— begin —

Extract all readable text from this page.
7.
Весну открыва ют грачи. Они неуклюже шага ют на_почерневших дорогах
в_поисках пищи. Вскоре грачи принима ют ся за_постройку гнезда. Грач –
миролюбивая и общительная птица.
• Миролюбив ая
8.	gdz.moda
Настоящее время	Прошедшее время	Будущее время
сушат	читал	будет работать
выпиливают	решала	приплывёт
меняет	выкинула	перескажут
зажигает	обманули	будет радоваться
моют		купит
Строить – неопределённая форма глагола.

— end —

▶ [Task objective]: Take the entries above and transcribe them in full.

▶ [Written solution]:
Extract all readable text from this page.
7.
Весну открыва ют грачи. Они неуклюже шага ют на_почерневших дорогах
в_поисках пищи. Вскоре грачи принима ют ся за_постройку гнезда. Грач –
миролюбивая и общительная птица.
• Миролюбив ая
8.	gdz.moda
Настоящее время	Прошедшее время	Будущее время
сушат	читал	будет работать
выпиливают	решала	приплывёт
меняет	выкинула	перескажут
зажигает	обманули	будет радоваться
моют		купит
Строить – неопределённая форма глагола.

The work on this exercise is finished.